TASK INPUT:
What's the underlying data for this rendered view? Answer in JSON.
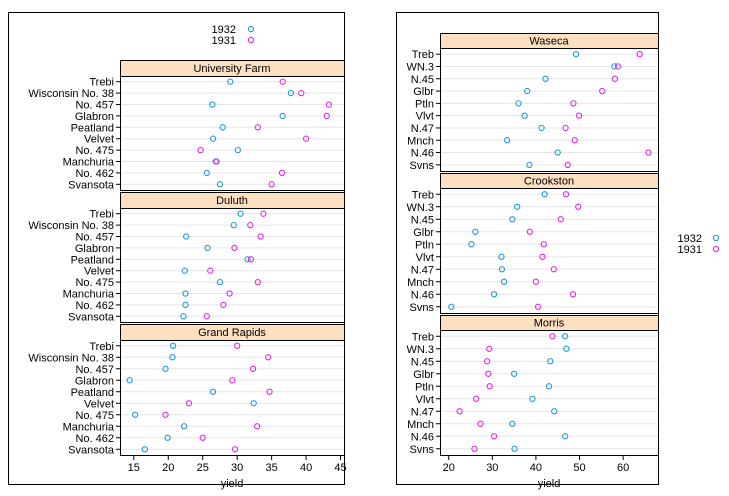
{
  "colors": {
    "y1932": "#1f9bd7",
    "y1931": "#e02ae0",
    "strip_bg": "#fde0c0",
    "guide": "#e6e6e6"
  },
  "chart_data": [
    {
      "type": "scatter",
      "xlabel": "yield",
      "xlim": [
        13,
        45.5
      ],
      "xticks": [
        15,
        20,
        25,
        30,
        35,
        40,
        45
      ],
      "legend": {
        "position": "top",
        "entries": [
          "1932",
          "1931"
        ]
      },
      "categories": [
        "Trebi",
        "Wisconsin No. 38",
        "No. 457",
        "Glabron",
        "Peatland",
        "Velvet",
        "No. 475",
        "Manchuria",
        "No. 462",
        "Svansota"
      ],
      "panels": [
        {
          "site": "University Farm",
          "series": [
            {
              "name": "1932",
              "values": [
                29.0,
                37.8,
                26.4,
                36.6,
                27.9,
                26.5,
                30.1,
                26.9,
                25.6,
                27.5
              ]
            },
            {
              "name": "1931",
              "values": [
                36.6,
                39.3,
                43.3,
                43.0,
                33.0,
                40.0,
                24.7,
                27.0,
                36.5,
                35.0
              ]
            }
          ]
        },
        {
          "site": "Duluth",
          "series": [
            {
              "name": "1932",
              "values": [
                30.5,
                29.5,
                22.6,
                25.7,
                31.5,
                22.4,
                27.5,
                22.5,
                22.5,
                22.2
              ]
            },
            {
              "name": "1931",
              "values": [
                33.8,
                31.9,
                33.4,
                29.6,
                32.0,
                26.1,
                33.0,
                28.9,
                28.0,
                25.6
              ]
            }
          ]
        },
        {
          "site": "Grand Rapids",
          "series": [
            {
              "name": "1932",
              "values": [
                20.7,
                20.6,
                19.6,
                14.4,
                26.5,
                32.4,
                15.2,
                22.3,
                19.9,
                16.6
              ]
            },
            {
              "name": "1931",
              "values": [
                30.0,
                34.5,
                32.3,
                29.3,
                34.7,
                23.0,
                19.6,
                32.9,
                25.0,
                29.7
              ]
            }
          ]
        }
      ]
    },
    {
      "type": "scatter",
      "xlabel": "yield",
      "xlim": [
        18,
        68
      ],
      "xticks": [
        20,
        30,
        40,
        50,
        60
      ],
      "legend": {
        "position": "right",
        "entries": [
          "1932",
          "1931"
        ]
      },
      "categories": [
        "Treb",
        "WN.3",
        "N.45",
        "Glbr",
        "Ptln",
        "Vlvt",
        "N.47",
        "Mnch",
        "N.46",
        "Svns"
      ],
      "panels": [
        {
          "site": "Waseca",
          "series": [
            {
              "name": "1932",
              "values": [
                49.2,
                58.0,
                42.2,
                38.0,
                36.0,
                37.4,
                41.3,
                33.4,
                45.0,
                38.5
              ]
            },
            {
              "name": "1931",
              "values": [
                63.8,
                58.8,
                58.1,
                55.2,
                48.6,
                49.9,
                46.8,
                48.9,
                65.8,
                47.3
              ]
            }
          ]
        },
        {
          "site": "Crookston",
          "series": [
            {
              "name": "1932",
              "values": [
                42.0,
                35.7,
                34.6,
                26.1,
                25.2,
                32.1,
                32.2,
                32.7,
                30.4,
                20.6
              ]
            },
            {
              "name": "1931",
              "values": [
                46.9,
                49.7,
                45.7,
                38.6,
                41.8,
                41.5,
                44.1,
                40.0,
                48.5,
                40.5
              ]
            }
          ]
        },
        {
          "site": "Morris",
          "series": [
            {
              "name": "1932",
              "values": [
                46.7,
                47.0,
                43.3,
                35.0,
                43.0,
                39.2,
                44.2,
                34.6,
                46.7,
                35.1
              ]
            },
            {
              "name": "1931",
              "values": [
                43.8,
                29.3,
                28.8,
                29.1,
                29.4,
                26.3,
                22.5,
                27.3,
                30.4,
                25.9
              ]
            }
          ]
        }
      ]
    }
  ]
}
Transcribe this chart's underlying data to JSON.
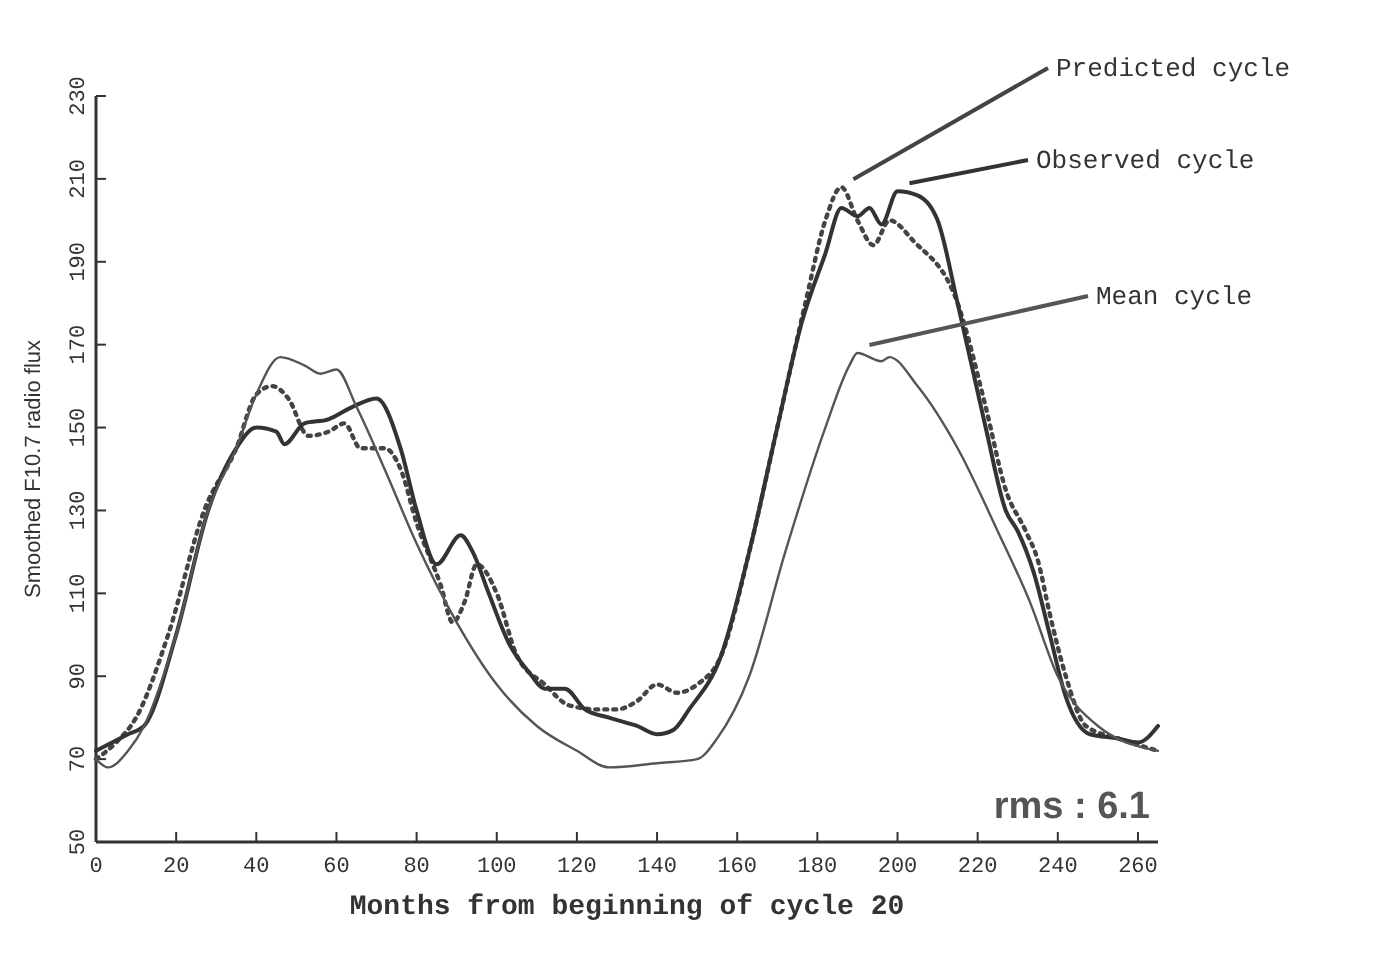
{
  "chart_data": {
    "type": "line",
    "xlabel": "Months from beginning of cycle 20",
    "ylabel": "Smoothed F10.7 radio flux",
    "xlim": [
      0,
      265
    ],
    "ylim": [
      50,
      230
    ],
    "xticks": [
      0,
      20,
      40,
      60,
      80,
      100,
      120,
      140,
      160,
      180,
      200,
      220,
      240,
      260
    ],
    "yticks": [
      50,
      70,
      90,
      110,
      130,
      150,
      170,
      190,
      210,
      230
    ],
    "grid": false,
    "legend": "top right",
    "annotations": [
      "rms : 6.1"
    ],
    "series": [
      {
        "name": "Predicted cycle",
        "color": "#444444",
        "line_style": "dotted",
        "x": [
          0,
          5,
          10,
          18,
          27,
          35,
          40,
          44,
          48,
          53,
          58,
          62,
          66,
          72,
          76,
          80,
          86,
          89,
          92,
          95,
          100,
          105,
          112,
          118,
          125,
          130,
          135,
          140,
          145,
          150,
          156,
          163,
          170,
          177,
          182,
          186,
          190,
          194,
          198,
          204,
          215,
          222,
          227,
          232,
          235,
          238,
          242,
          247,
          255,
          265
        ],
        "values": [
          70,
          74,
          80,
          100,
          130,
          145,
          158,
          160,
          157,
          148,
          149,
          151,
          145,
          145,
          140,
          127,
          112,
          103,
          108,
          117,
          110,
          95,
          88,
          83,
          82,
          82,
          84,
          88,
          86,
          88,
          95,
          120,
          150,
          180,
          200,
          208,
          200,
          194,
          200,
          195,
          180,
          155,
          135,
          125,
          118,
          105,
          90,
          78,
          75,
          72
        ]
      },
      {
        "name": "Observed cycle",
        "color": "#333333",
        "line_style": "solid",
        "x": [
          0,
          8,
          12,
          20,
          28,
          35,
          40,
          45,
          47,
          52,
          58,
          64,
          70,
          76,
          80,
          85,
          91,
          94,
          98,
          103,
          108,
          112,
          117,
          122,
          128,
          135,
          140,
          144,
          148,
          156,
          163,
          170,
          176,
          182,
          186,
          190,
          193,
          196,
          200,
          205,
          210,
          215,
          222,
          227,
          230,
          234,
          238,
          242,
          248,
          255,
          260,
          265
        ],
        "values": [
          72,
          76,
          78,
          100,
          130,
          145,
          150,
          149,
          146,
          151,
          152,
          155,
          157,
          145,
          130,
          117,
          124,
          120,
          110,
          98,
          91,
          87,
          87,
          82,
          80,
          78,
          76,
          77,
          82,
          95,
          120,
          150,
          175,
          192,
          203,
          201,
          203,
          199,
          207,
          206,
          200,
          180,
          150,
          130,
          125,
          115,
          100,
          85,
          76,
          75,
          74,
          78
        ]
      },
      {
        "name": "Mean cycle",
        "color": "#555555",
        "line_style": "solid",
        "x": [
          0,
          3,
          8,
          12,
          20,
          28,
          35,
          40,
          46,
          52,
          56,
          60,
          65,
          72,
          80,
          90,
          100,
          110,
          120,
          128,
          140,
          150,
          155,
          163,
          172,
          182,
          188,
          190,
          196,
          198,
          205,
          215,
          225,
          233,
          240,
          250,
          265
        ],
        "values": [
          70,
          68,
          72,
          78,
          100,
          130,
          145,
          158,
          167,
          165,
          163,
          164,
          155,
          140,
          122,
          103,
          88,
          78,
          72,
          68,
          69,
          70,
          75,
          90,
          120,
          150,
          165,
          168,
          166,
          167,
          160,
          145,
          125,
          108,
          90,
          78,
          72
        ]
      }
    ]
  }
}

STATED GOAL: Copy each line in full and exactly, omitting any picture.

EXPECTED OUTPUT:
What's the underlying data for this rendered view? Answer in JSON.
{
  "colors": {
    "y1932": "#1f9bd7",
    "y1931": "#e02ae0",
    "strip_bg": "#fde0c0",
    "guide": "#e6e6e6"
  },
  "chart_data": [
    {
      "type": "scatter",
      "xlabel": "yield",
      "xlim": [
        13,
        45.5
      ],
      "xticks": [
        15,
        20,
        25,
        30,
        35,
        40,
        45
      ],
      "legend": {
        "position": "top",
        "entries": [
          "1932",
          "1931"
        ]
      },
      "categories": [
        "Trebi",
        "Wisconsin No. 38",
        "No. 457",
        "Glabron",
        "Peatland",
        "Velvet",
        "No. 475",
        "Manchuria",
        "No. 462",
        "Svansota"
      ],
      "panels": [
        {
          "site": "University Farm",
          "series": [
            {
              "name": "1932",
              "values": [
                29.0,
                37.8,
                26.4,
                36.6,
                27.9,
                26.5,
                30.1,
                26.9,
                25.6,
                27.5
              ]
            },
            {
              "name": "1931",
              "values": [
                36.6,
                39.3,
                43.3,
                43.0,
                33.0,
                40.0,
                24.7,
                27.0,
                36.5,
                35.0
              ]
            }
          ]
        },
        {
          "site": "Duluth",
          "series": [
            {
              "name": "1932",
              "values": [
                30.5,
                29.5,
                22.6,
                25.7,
                31.5,
                22.4,
                27.5,
                22.5,
                22.5,
                22.2
              ]
            },
            {
              "name": "1931",
              "values": [
                33.8,
                31.9,
                33.4,
                29.6,
                32.0,
                26.1,
                33.0,
                28.9,
                28.0,
                25.6
              ]
            }
          ]
        },
        {
          "site": "Grand Rapids",
          "series": [
            {
              "name": "1932",
              "values": [
                20.7,
                20.6,
                19.6,
                14.4,
                26.5,
                32.4,
                15.2,
                22.3,
                19.9,
                16.6
              ]
            },
            {
              "name": "1931",
              "values": [
                30.0,
                34.5,
                32.3,
                29.3,
                34.7,
                23.0,
                19.6,
                32.9,
                25.0,
                29.7
              ]
            }
          ]
        }
      ]
    },
    {
      "type": "scatter",
      "xlabel": "yield",
      "xlim": [
        18,
        68
      ],
      "xticks": [
        20,
        30,
        40,
        50,
        60
      ],
      "legend": {
        "position": "right",
        "entries": [
          "1932",
          "1931"
        ]
      },
      "categories": [
        "Treb",
        "WN.3",
        "N.45",
        "Glbr",
        "Ptln",
        "Vlvt",
        "N.47",
        "Mnch",
        "N.46",
        "Svns"
      ],
      "panels": [
        {
          "site": "Waseca",
          "series": [
            {
              "name": "1932",
              "values": [
                49.2,
                58.0,
                42.2,
                38.0,
                36.0,
                37.4,
                41.3,
                33.4,
                45.0,
                38.5
              ]
            },
            {
              "name": "1931",
              "values": [
                63.8,
                58.8,
                58.1,
                55.2,
                48.6,
                49.9,
                46.8,
                48.9,
                65.8,
                47.3
              ]
            }
          ]
        },
        {
          "site": "Crookston",
          "series": [
            {
              "name": "1932",
              "values": [
                42.0,
                35.7,
                34.6,
                26.1,
                25.2,
                32.1,
                32.2,
                32.7,
                30.4,
                20.6
              ]
            },
            {
              "name": "1931",
              "values": [
                46.9,
                49.7,
                45.7,
                38.6,
                41.8,
                41.5,
                44.1,
                40.0,
                48.5,
                40.5
              ]
            }
          ]
        },
        {
          "site": "Morris",
          "series": [
            {
              "name": "1932",
              "values": [
                46.7,
                47.0,
                43.3,
                35.0,
                43.0,
                39.2,
                44.2,
                34.6,
                46.7,
                35.1
              ]
            },
            {
              "name": "1931",
              "values": [
                43.8,
                29.3,
                28.8,
                29.1,
                29.4,
                26.3,
                22.5,
                27.3,
                30.4,
                25.9
              ]
            }
          ]
        }
      ]
    }
  ]
}
Transcribe this chart's underlying data to JSON.
{
  "chart_data": {
    "type": "line",
    "xlabel": "Months from beginning of cycle 20",
    "ylabel": "Smoothed F10.7 radio flux",
    "xlim": [
      0,
      265
    ],
    "ylim": [
      50,
      230
    ],
    "xticks": [
      0,
      20,
      40,
      60,
      80,
      100,
      120,
      140,
      160,
      180,
      200,
      220,
      240,
      260
    ],
    "yticks": [
      50,
      70,
      90,
      110,
      130,
      150,
      170,
      190,
      210,
      230
    ],
    "grid": false,
    "legend": "top right",
    "annotations": [
      "rms : 6.1"
    ],
    "series": [
      {
        "name": "Predicted cycle",
        "color": "#444444",
        "line_style": "dotted",
        "x": [
          0,
          5,
          10,
          18,
          27,
          35,
          40,
          44,
          48,
          53,
          58,
          62,
          66,
          72,
          76,
          80,
          86,
          89,
          92,
          95,
          100,
          105,
          112,
          118,
          125,
          130,
          135,
          140,
          145,
          150,
          156,
          163,
          170,
          177,
          182,
          186,
          190,
          194,
          198,
          204,
          215,
          222,
          227,
          232,
          235,
          238,
          242,
          247,
          255,
          265
        ],
        "values": [
          70,
          74,
          80,
          100,
          130,
          145,
          158,
          160,
          157,
          148,
          149,
          151,
          145,
          145,
          140,
          127,
          112,
          103,
          108,
          117,
          110,
          95,
          88,
          83,
          82,
          82,
          84,
          88,
          86,
          88,
          95,
          120,
          150,
          180,
          200,
          208,
          200,
          194,
          200,
          195,
          180,
          155,
          135,
          125,
          118,
          105,
          90,
          78,
          75,
          72
        ]
      },
      {
        "name": "Observed cycle",
        "color": "#333333",
        "line_style": "solid",
        "x": [
          0,
          8,
          12,
          20,
          28,
          35,
          40,
          45,
          47,
          52,
          58,
          64,
          70,
          76,
          80,
          85,
          91,
          94,
          98,
          103,
          108,
          112,
          117,
          122,
          128,
          135,
          140,
          144,
          148,
          156,
          163,
          170,
          176,
          182,
          186,
          190,
          193,
          196,
          200,
          205,
          210,
          215,
          222,
          227,
          230,
          234,
          238,
          242,
          248,
          255,
          260,
          265
        ],
        "values": [
          72,
          76,
          78,
          100,
          130,
          145,
          150,
          149,
          146,
          151,
          152,
          155,
          157,
          145,
          130,
          117,
          124,
          120,
          110,
          98,
          91,
          87,
          87,
          82,
          80,
          78,
          76,
          77,
          82,
          95,
          120,
          150,
          175,
          192,
          203,
          201,
          203,
          199,
          207,
          206,
          200,
          180,
          150,
          130,
          125,
          115,
          100,
          85,
          76,
          75,
          74,
          78
        ]
      },
      {
        "name": "Mean cycle",
        "color": "#555555",
        "line_style": "solid",
        "x": [
          0,
          3,
          8,
          12,
          20,
          28,
          35,
          40,
          46,
          52,
          56,
          60,
          65,
          72,
          80,
          90,
          100,
          110,
          120,
          128,
          140,
          150,
          155,
          163,
          172,
          182,
          188,
          190,
          196,
          198,
          205,
          215,
          225,
          233,
          240,
          250,
          265
        ],
        "values": [
          70,
          68,
          72,
          78,
          100,
          130,
          145,
          158,
          167,
          165,
          163,
          164,
          155,
          140,
          122,
          103,
          88,
          78,
          72,
          68,
          69,
          70,
          75,
          90,
          120,
          150,
          165,
          168,
          166,
          167,
          160,
          145,
          125,
          108,
          90,
          78,
          72
        ]
      }
    ]
  }
}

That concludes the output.